* begin TASK INPUTS *

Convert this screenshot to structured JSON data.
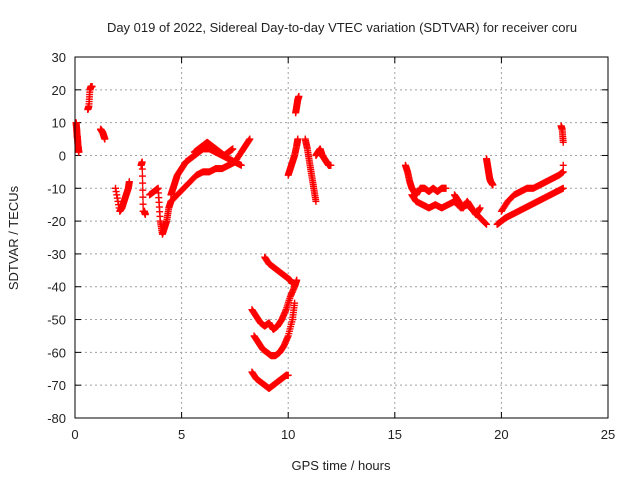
{
  "chart_data": {
    "type": "scatter",
    "title": "Day 019 of 2022, Sidereal Day-to-day VTEC variation (SDTVAR) for receiver coru",
    "xlabel": "GPS time / hours",
    "ylabel": "SDTVAR / TECUs",
    "xlim": [
      0,
      25
    ],
    "ylim": [
      -80,
      30
    ],
    "xticks": [
      0,
      5,
      10,
      15,
      20,
      25
    ],
    "yticks": [
      -80,
      -70,
      -60,
      -50,
      -40,
      -30,
      -20,
      -10,
      0,
      10,
      20,
      30
    ],
    "grid": true,
    "marker": "+",
    "color": "#ff0000",
    "segments": [
      {
        "x": [
          0.05,
          0.08,
          0.1,
          0.12,
          0.14,
          0.16,
          0.18
        ],
        "y": [
          10,
          8,
          6,
          5,
          3,
          2,
          1
        ]
      },
      {
        "x": [
          0.6,
          0.65,
          0.7,
          0.75,
          0.8
        ],
        "y": [
          14,
          15,
          20,
          21,
          21
        ]
      },
      {
        "x": [
          1.2,
          1.25,
          1.3,
          1.35,
          1.4
        ],
        "y": [
          8,
          7.5,
          7,
          6,
          5
        ]
      },
      {
        "x": [
          1.9,
          2.1,
          2.2,
          2.3,
          2.4,
          2.5,
          2.55
        ],
        "y": [
          -10,
          -17,
          -16,
          -14,
          -12,
          -10,
          -8
        ]
      },
      {
        "x": [
          3.1,
          3.15,
          3.2,
          3.25,
          3.3
        ],
        "y": [
          -3,
          -2,
          -17,
          -17,
          -18
        ]
      },
      {
        "x": [
          3.5,
          3.7,
          3.9,
          4.0,
          4.1,
          4.2,
          4.3,
          4.4,
          4.5
        ],
        "y": [
          -12,
          -11,
          -10,
          -20,
          -24,
          -22,
          -20,
          -16,
          -14
        ]
      },
      {
        "x": [
          4.5,
          4.6,
          4.7,
          4.8,
          5.0,
          5.2,
          5.4,
          5.6,
          5.8,
          6.0,
          6.3,
          6.6,
          6.9,
          7.2,
          7.5,
          7.8
        ],
        "y": [
          -12,
          -10,
          -8,
          -6,
          -4,
          -2,
          -1,
          0,
          1,
          2,
          2,
          1,
          0,
          -1,
          -2,
          -3
        ]
      },
      {
        "x": [
          4.5,
          4.8,
          5.1,
          5.4,
          5.7,
          6.0,
          6.3,
          6.6,
          6.9,
          7.2,
          7.5,
          7.8,
          8.0,
          8.2
        ],
        "y": [
          -14,
          -12,
          -10,
          -8,
          -6,
          -5,
          -5,
          -4,
          -4,
          -3,
          -2,
          1,
          3,
          5
        ]
      },
      {
        "x": [
          5.6,
          5.8,
          6.0,
          6.2,
          6.4,
          6.6,
          6.8,
          7.0,
          7.2,
          7.4
        ],
        "y": [
          1,
          2,
          3,
          4,
          3,
          2,
          1,
          0,
          1,
          2
        ]
      },
      {
        "x": [
          8.3,
          8.5,
          8.7,
          8.9,
          9.1,
          9.3,
          9.5,
          9.7,
          9.9,
          10.1,
          10.3,
          10.4
        ],
        "y": [
          -47,
          -49,
          -51,
          -52,
          -51,
          -53,
          -52,
          -50,
          -47,
          -43,
          -40,
          -38
        ]
      },
      {
        "x": [
          8.4,
          8.6,
          8.8,
          9.0,
          9.2,
          9.4,
          9.6,
          9.8,
          10.0,
          10.2,
          10.3
        ],
        "y": [
          -55,
          -57,
          -59,
          -60,
          -61,
          -61,
          -60,
          -58,
          -55,
          -50,
          -45
        ]
      },
      {
        "x": [
          8.9,
          9.1,
          9.3,
          9.5,
          9.7,
          9.9,
          10.1,
          10.2
        ],
        "y": [
          -31,
          -33,
          -34,
          -35,
          -36,
          -37,
          -38,
          -39
        ]
      },
      {
        "x": [
          8.3,
          8.5,
          8.7,
          8.9,
          9.1,
          9.3,
          9.5,
          9.7,
          9.9,
          10.0
        ],
        "y": [
          -66,
          -68,
          -69,
          -70,
          -71,
          -70,
          -69,
          -68,
          -67,
          -67
        ]
      },
      {
        "x": [
          10.0,
          10.1,
          10.2,
          10.3,
          10.4,
          10.45
        ],
        "y": [
          -6,
          -4,
          -2,
          0,
          3,
          5
        ]
      },
      {
        "x": [
          10.35,
          10.4,
          10.45,
          10.5
        ],
        "y": [
          13,
          15,
          17,
          18
        ]
      },
      {
        "x": [
          10.8,
          10.9,
          11.0,
          11.1,
          11.2,
          11.3
        ],
        "y": [
          5,
          2,
          -2,
          -6,
          -10,
          -14
        ]
      },
      {
        "x": [
          11.3,
          11.4,
          11.5,
          11.6,
          11.7,
          11.8,
          11.9,
          12.0
        ],
        "y": [
          0,
          1,
          2,
          0,
          -1,
          -2,
          -3,
          -3
        ]
      },
      {
        "x": [
          15.5,
          15.6,
          15.7,
          15.8,
          15.9,
          16.0,
          16.2,
          16.4,
          16.6,
          16.8,
          17.0,
          17.2,
          17.4
        ],
        "y": [
          -3,
          -5,
          -8,
          -10,
          -11,
          -12,
          -10,
          -10,
          -11,
          -10,
          -11,
          -10,
          -10
        ]
      },
      {
        "x": [
          15.8,
          16.0,
          16.3,
          16.6,
          16.9,
          17.2,
          17.5,
          17.8,
          18.1,
          18.4,
          18.7,
          19.0,
          19.3
        ],
        "y": [
          -12,
          -14,
          -15,
          -16,
          -15,
          -16,
          -15,
          -14,
          -16,
          -15,
          -17,
          -19,
          -21
        ]
      },
      {
        "x": [
          17.8,
          18.0,
          18.2,
          18.4,
          18.6,
          18.8,
          19.0
        ],
        "y": [
          -12,
          -14,
          -16,
          -14,
          -16,
          -18,
          -16
        ]
      },
      {
        "x": [
          19.3,
          19.35,
          19.4,
          19.45,
          19.5,
          19.6
        ],
        "y": [
          -1,
          -3,
          -5,
          -7,
          -8,
          -9
        ]
      },
      {
        "x": [
          19.8,
          20.0,
          20.2,
          20.5,
          20.8,
          21.1,
          21.4,
          21.7,
          22.0,
          22.3,
          22.6,
          22.9
        ],
        "y": [
          -21,
          -20,
          -19,
          -18,
          -17,
          -16,
          -15,
          -14,
          -13,
          -12,
          -11,
          -10
        ]
      },
      {
        "x": [
          20.0,
          20.3,
          20.6,
          20.9,
          21.2,
          21.5,
          21.8,
          22.1,
          22.4,
          22.7,
          22.9
        ],
        "y": [
          -17,
          -14,
          -12,
          -11,
          -10,
          -10,
          -9,
          -8,
          -7,
          -6,
          -5
        ]
      },
      {
        "x": [
          22.8,
          22.85,
          22.9
        ],
        "y": [
          9,
          8,
          4
        ]
      },
      {
        "x": [
          22.9
        ],
        "y": [
          -3
        ]
      }
    ]
  }
}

* end TASK INPUTS *

* [TASK DESCRIPTION]: Reproduce the whole listing word for word, setting aside any pictures.

* [TASK OUTPUT]:
Convert this screenshot to structured JSON data.
{
  "chart_data": {
    "type": "scatter",
    "title": "Day 019 of 2022, Sidereal Day-to-day VTEC variation (SDTVAR) for receiver coru",
    "xlabel": "GPS time / hours",
    "ylabel": "SDTVAR / TECUs",
    "xlim": [
      0,
      25
    ],
    "ylim": [
      -80,
      30
    ],
    "xticks": [
      0,
      5,
      10,
      15,
      20,
      25
    ],
    "yticks": [
      -80,
      -70,
      -60,
      -50,
      -40,
      -30,
      -20,
      -10,
      0,
      10,
      20,
      30
    ],
    "grid": true,
    "marker": "+",
    "color": "#ff0000",
    "segments": [
      {
        "x": [
          0.05,
          0.08,
          0.1,
          0.12,
          0.14,
          0.16,
          0.18
        ],
        "y": [
          10,
          8,
          6,
          5,
          3,
          2,
          1
        ]
      },
      {
        "x": [
          0.6,
          0.65,
          0.7,
          0.75,
          0.8
        ],
        "y": [
          14,
          15,
          20,
          21,
          21
        ]
      },
      {
        "x": [
          1.2,
          1.25,
          1.3,
          1.35,
          1.4
        ],
        "y": [
          8,
          7.5,
          7,
          6,
          5
        ]
      },
      {
        "x": [
          1.9,
          2.1,
          2.2,
          2.3,
          2.4,
          2.5,
          2.55
        ],
        "y": [
          -10,
          -17,
          -16,
          -14,
          -12,
          -10,
          -8
        ]
      },
      {
        "x": [
          3.1,
          3.15,
          3.2,
          3.25,
          3.3
        ],
        "y": [
          -3,
          -2,
          -17,
          -17,
          -18
        ]
      },
      {
        "x": [
          3.5,
          3.7,
          3.9,
          4.0,
          4.1,
          4.2,
          4.3,
          4.4,
          4.5
        ],
        "y": [
          -12,
          -11,
          -10,
          -20,
          -24,
          -22,
          -20,
          -16,
          -14
        ]
      },
      {
        "x": [
          4.5,
          4.6,
          4.7,
          4.8,
          5.0,
          5.2,
          5.4,
          5.6,
          5.8,
          6.0,
          6.3,
          6.6,
          6.9,
          7.2,
          7.5,
          7.8
        ],
        "y": [
          -12,
          -10,
          -8,
          -6,
          -4,
          -2,
          -1,
          0,
          1,
          2,
          2,
          1,
          0,
          -1,
          -2,
          -3
        ]
      },
      {
        "x": [
          4.5,
          4.8,
          5.1,
          5.4,
          5.7,
          6.0,
          6.3,
          6.6,
          6.9,
          7.2,
          7.5,
          7.8,
          8.0,
          8.2
        ],
        "y": [
          -14,
          -12,
          -10,
          -8,
          -6,
          -5,
          -5,
          -4,
          -4,
          -3,
          -2,
          1,
          3,
          5
        ]
      },
      {
        "x": [
          5.6,
          5.8,
          6.0,
          6.2,
          6.4,
          6.6,
          6.8,
          7.0,
          7.2,
          7.4
        ],
        "y": [
          1,
          2,
          3,
          4,
          3,
          2,
          1,
          0,
          1,
          2
        ]
      },
      {
        "x": [
          8.3,
          8.5,
          8.7,
          8.9,
          9.1,
          9.3,
          9.5,
          9.7,
          9.9,
          10.1,
          10.3,
          10.4
        ],
        "y": [
          -47,
          -49,
          -51,
          -52,
          -51,
          -53,
          -52,
          -50,
          -47,
          -43,
          -40,
          -38
        ]
      },
      {
        "x": [
          8.4,
          8.6,
          8.8,
          9.0,
          9.2,
          9.4,
          9.6,
          9.8,
          10.0,
          10.2,
          10.3
        ],
        "y": [
          -55,
          -57,
          -59,
          -60,
          -61,
          -61,
          -60,
          -58,
          -55,
          -50,
          -45
        ]
      },
      {
        "x": [
          8.9,
          9.1,
          9.3,
          9.5,
          9.7,
          9.9,
          10.1,
          10.2
        ],
        "y": [
          -31,
          -33,
          -34,
          -35,
          -36,
          -37,
          -38,
          -39
        ]
      },
      {
        "x": [
          8.3,
          8.5,
          8.7,
          8.9,
          9.1,
          9.3,
          9.5,
          9.7,
          9.9,
          10.0
        ],
        "y": [
          -66,
          -68,
          -69,
          -70,
          -71,
          -70,
          -69,
          -68,
          -67,
          -67
        ]
      },
      {
        "x": [
          10.0,
          10.1,
          10.2,
          10.3,
          10.4,
          10.45
        ],
        "y": [
          -6,
          -4,
          -2,
          0,
          3,
          5
        ]
      },
      {
        "x": [
          10.35,
          10.4,
          10.45,
          10.5
        ],
        "y": [
          13,
          15,
          17,
          18
        ]
      },
      {
        "x": [
          10.8,
          10.9,
          11.0,
          11.1,
          11.2,
          11.3
        ],
        "y": [
          5,
          2,
          -2,
          -6,
          -10,
          -14
        ]
      },
      {
        "x": [
          11.3,
          11.4,
          11.5,
          11.6,
          11.7,
          11.8,
          11.9,
          12.0
        ],
        "y": [
          0,
          1,
          2,
          0,
          -1,
          -2,
          -3,
          -3
        ]
      },
      {
        "x": [
          15.5,
          15.6,
          15.7,
          15.8,
          15.9,
          16.0,
          16.2,
          16.4,
          16.6,
          16.8,
          17.0,
          17.2,
          17.4
        ],
        "y": [
          -3,
          -5,
          -8,
          -10,
          -11,
          -12,
          -10,
          -10,
          -11,
          -10,
          -11,
          -10,
          -10
        ]
      },
      {
        "x": [
          15.8,
          16.0,
          16.3,
          16.6,
          16.9,
          17.2,
          17.5,
          17.8,
          18.1,
          18.4,
          18.7,
          19.0,
          19.3
        ],
        "y": [
          -12,
          -14,
          -15,
          -16,
          -15,
          -16,
          -15,
          -14,
          -16,
          -15,
          -17,
          -19,
          -21
        ]
      },
      {
        "x": [
          17.8,
          18.0,
          18.2,
          18.4,
          18.6,
          18.8,
          19.0
        ],
        "y": [
          -12,
          -14,
          -16,
          -14,
          -16,
          -18,
          -16
        ]
      },
      {
        "x": [
          19.3,
          19.35,
          19.4,
          19.45,
          19.5,
          19.6
        ],
        "y": [
          -1,
          -3,
          -5,
          -7,
          -8,
          -9
        ]
      },
      {
        "x": [
          19.8,
          20.0,
          20.2,
          20.5,
          20.8,
          21.1,
          21.4,
          21.7,
          22.0,
          22.3,
          22.6,
          22.9
        ],
        "y": [
          -21,
          -20,
          -19,
          -18,
          -17,
          -16,
          -15,
          -14,
          -13,
          -12,
          -11,
          -10
        ]
      },
      {
        "x": [
          20.0,
          20.3,
          20.6,
          20.9,
          21.2,
          21.5,
          21.8,
          22.1,
          22.4,
          22.7,
          22.9
        ],
        "y": [
          -17,
          -14,
          -12,
          -11,
          -10,
          -10,
          -9,
          -8,
          -7,
          -6,
          -5
        ]
      },
      {
        "x": [
          22.8,
          22.85,
          22.9
        ],
        "y": [
          9,
          8,
          4
        ]
      },
      {
        "x": [
          22.9
        ],
        "y": [
          -3
        ]
      }
    ]
  }
}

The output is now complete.